Dataset content:
BEGIN

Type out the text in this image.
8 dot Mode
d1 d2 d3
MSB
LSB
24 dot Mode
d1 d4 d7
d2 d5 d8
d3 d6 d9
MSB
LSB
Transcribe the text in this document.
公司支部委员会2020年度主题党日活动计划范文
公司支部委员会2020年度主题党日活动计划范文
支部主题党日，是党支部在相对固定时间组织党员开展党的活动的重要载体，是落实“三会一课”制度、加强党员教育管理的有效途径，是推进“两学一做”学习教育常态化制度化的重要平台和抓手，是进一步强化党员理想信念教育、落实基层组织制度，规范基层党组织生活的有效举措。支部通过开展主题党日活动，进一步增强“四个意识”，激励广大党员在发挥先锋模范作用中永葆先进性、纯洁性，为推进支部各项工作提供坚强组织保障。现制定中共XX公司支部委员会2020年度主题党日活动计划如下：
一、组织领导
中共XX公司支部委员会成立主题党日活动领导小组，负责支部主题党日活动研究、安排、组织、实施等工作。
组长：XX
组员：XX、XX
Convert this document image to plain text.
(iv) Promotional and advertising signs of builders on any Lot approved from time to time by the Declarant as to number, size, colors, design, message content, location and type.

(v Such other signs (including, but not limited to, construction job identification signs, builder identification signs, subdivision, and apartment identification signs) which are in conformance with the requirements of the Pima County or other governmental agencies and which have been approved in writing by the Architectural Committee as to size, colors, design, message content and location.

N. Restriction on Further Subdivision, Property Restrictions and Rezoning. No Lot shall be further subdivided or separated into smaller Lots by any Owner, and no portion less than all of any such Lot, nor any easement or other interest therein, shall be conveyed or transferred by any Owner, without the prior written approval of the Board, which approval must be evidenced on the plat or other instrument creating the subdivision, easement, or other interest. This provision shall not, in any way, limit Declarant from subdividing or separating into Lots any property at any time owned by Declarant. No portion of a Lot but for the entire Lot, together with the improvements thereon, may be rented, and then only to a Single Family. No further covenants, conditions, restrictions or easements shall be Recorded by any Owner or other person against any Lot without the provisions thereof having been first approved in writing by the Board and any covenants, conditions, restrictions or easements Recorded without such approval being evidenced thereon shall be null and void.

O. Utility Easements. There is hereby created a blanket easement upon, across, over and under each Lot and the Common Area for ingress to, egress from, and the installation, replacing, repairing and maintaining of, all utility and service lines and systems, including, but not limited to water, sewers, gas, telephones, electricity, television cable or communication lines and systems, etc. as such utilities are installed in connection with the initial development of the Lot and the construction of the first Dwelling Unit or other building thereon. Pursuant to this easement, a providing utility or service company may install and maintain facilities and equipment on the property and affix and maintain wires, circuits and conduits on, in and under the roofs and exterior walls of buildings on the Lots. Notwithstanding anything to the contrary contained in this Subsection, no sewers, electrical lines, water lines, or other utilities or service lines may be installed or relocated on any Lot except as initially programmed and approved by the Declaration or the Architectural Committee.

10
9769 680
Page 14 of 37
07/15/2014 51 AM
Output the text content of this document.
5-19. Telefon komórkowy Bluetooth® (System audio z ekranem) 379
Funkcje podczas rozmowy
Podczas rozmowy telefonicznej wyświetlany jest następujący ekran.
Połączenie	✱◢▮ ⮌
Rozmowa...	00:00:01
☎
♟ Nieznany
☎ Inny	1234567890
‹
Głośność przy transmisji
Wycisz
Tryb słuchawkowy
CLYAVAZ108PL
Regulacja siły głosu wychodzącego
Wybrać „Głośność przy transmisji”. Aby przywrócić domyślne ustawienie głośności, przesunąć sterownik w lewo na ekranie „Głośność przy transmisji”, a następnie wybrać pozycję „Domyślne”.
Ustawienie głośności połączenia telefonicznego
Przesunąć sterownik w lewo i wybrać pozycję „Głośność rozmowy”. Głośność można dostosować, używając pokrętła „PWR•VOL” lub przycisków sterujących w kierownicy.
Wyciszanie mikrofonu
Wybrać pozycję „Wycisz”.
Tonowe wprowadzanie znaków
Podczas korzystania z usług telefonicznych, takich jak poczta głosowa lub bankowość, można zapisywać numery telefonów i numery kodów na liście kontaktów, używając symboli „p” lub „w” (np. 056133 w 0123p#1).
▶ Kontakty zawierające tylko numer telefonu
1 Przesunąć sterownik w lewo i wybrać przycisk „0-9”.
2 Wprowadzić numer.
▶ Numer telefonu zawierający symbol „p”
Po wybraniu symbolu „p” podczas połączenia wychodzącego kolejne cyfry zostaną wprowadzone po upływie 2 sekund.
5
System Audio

END

The entries above should be repeated exactly, every one of them.

The reply:
Type out the text in this image.
8 dot Mode
d1 d2 d3
MSB
LSB
24 dot Mode
d1 d4 d7
d2 d5 d8
d3 d6 d9
MSB
LSB
Transcribe the text in this document.
公司支部委员会2020年度主题党日活动计划范文
公司支部委员会2020年度主题党日活动计划范文
支部主题党日，是党支部在相对固定时间组织党员开展党的活动的重要载体，是落实“三会一课”制度、加强党员教育管理的有效途径，是推进“两学一做”学习教育常态化制度化的重要平台和抓手，是进一步强化党员理想信念教育、落实基层组织制度，规范基层党组织生活的有效举措。支部通过开展主题党日活动，进一步增强“四个意识”，激励广大党员在发挥先锋模范作用中永葆先进性、纯洁性，为推进支部各项工作提供坚强组织保障。现制定中共XX公司支部委员会2020年度主题党日活动计划如下：
一、组织领导
中共XX公司支部委员会成立主题党日活动领导小组，负责支部主题党日活动研究、安排、组织、实施等工作。
组长：XX
组员：XX、XX
Convert this document image to plain text.
(iv) Promotional and advertising signs of builders on any Lot approved from time to time by the Declarant as to number, size, colors, design, message content, location and type.

(v Such other signs (including, but not limited to, construction job identification signs, builder identification signs, subdivision, and apartment identification signs) which are in conformance with the requirements of the Pima County or other governmental agencies and which have been approved in writing by the Architectural Committee as to size, colors, design, message content and location.

N. Restriction on Further Subdivision, Property Restrictions and Rezoning. No Lot shall be further subdivided or separated into smaller Lots by any Owner, and no portion less than all of any such Lot, nor any easement or other interest therein, shall be conveyed or transferred by any Owner, without the prior written approval of the Board, which approval must be evidenced on the plat or other instrument creating the subdivision, easement, or other interest. This provision shall not, in any way, limit Declarant from subdividing or separating into Lots any property at any time owned by Declarant. No portion of a Lot but for the entire Lot, together with the improvements thereon, may be rented, and then only to a Single Family. No further covenants, conditions, restrictions or easements shall be Recorded by any Owner or other person against any Lot without the provisions thereof having been first approved in writing by the Board and any covenants, conditions, restrictions or easements Recorded without such approval being evidenced thereon shall be null and void.

O. Utility Easements. There is hereby created a blanket easement upon, across, over and under each Lot and the Common Area for ingress to, egress from, and the installation, replacing, repairing and maintaining of, all utility and service lines and systems, including, but not limited to water, sewers, gas, telephones, electricity, television cable or communication lines and systems, etc. as such utilities are installed in connection with the initial development of the Lot and the construction of the first Dwelling Unit or other building thereon. Pursuant to this easement, a providing utility or service company may install and maintain facilities and equipment on the property and affix and maintain wires, circuits and conduits on, in and under the roofs and exterior walls of buildings on the Lots. Notwithstanding anything to the contrary contained in this Subsection, no sewers, electrical lines, water lines, or other utilities or service lines may be installed or relocated on any Lot except as initially programmed and approved by the Declaration or the Architectural Committee.

10
9769 680
Page 14 of 37
07/15/2014 51 AM
Output the text content of this document.
5-19. Telefon komórkowy Bluetooth® (System audio z ekranem) 379
Funkcje podczas rozmowy
Podczas rozmowy telefonicznej wyświetlany jest następujący ekran.
Połączenie	✱◢▮ ⮌
Rozmowa...	00:00:01
☎
♟ Nieznany
☎ Inny	1234567890
‹
Głośność przy transmisji
Wycisz
Tryb słuchawkowy
CLYAVAZ108PL
Regulacja siły głosu wychodzącego
Wybrać „Głośność przy transmisji”. Aby przywrócić domyślne ustawienie głośności, przesunąć sterownik w lewo na ekranie „Głośność przy transmisji”, a następnie wybrać pozycję „Domyślne”.
Ustawienie głośności połączenia telefonicznego
Przesunąć sterownik w lewo i wybrać pozycję „Głośność rozmowy”. Głośność można dostosować, używając pokrętła „PWR•VOL” lub przycisków sterujących w kierownicy.
Wyciszanie mikrofonu
Wybrać pozycję „Wycisz”.
Tonowe wprowadzanie znaków
Podczas korzystania z usług telefonicznych, takich jak poczta głosowa lub bankowość, można zapisywać numery telefonów i numery kodów na liście kontaktów, używając symboli „p” lub „w” (np. 056133 w 0123p#1).
▶ Kontakty zawierające tylko numer telefonu
1 Przesunąć sterownik w lewo i wybrać przycisk „0-9”.
2 Wprowadzić numer.
▶ Numer telefonu zawierający symbol „p”
Po wybraniu symbolu „p” podczas połączenia wychodzącego kolejne cyfry zostaną wprowadzone po upływie 2 sekund.
5
System Audio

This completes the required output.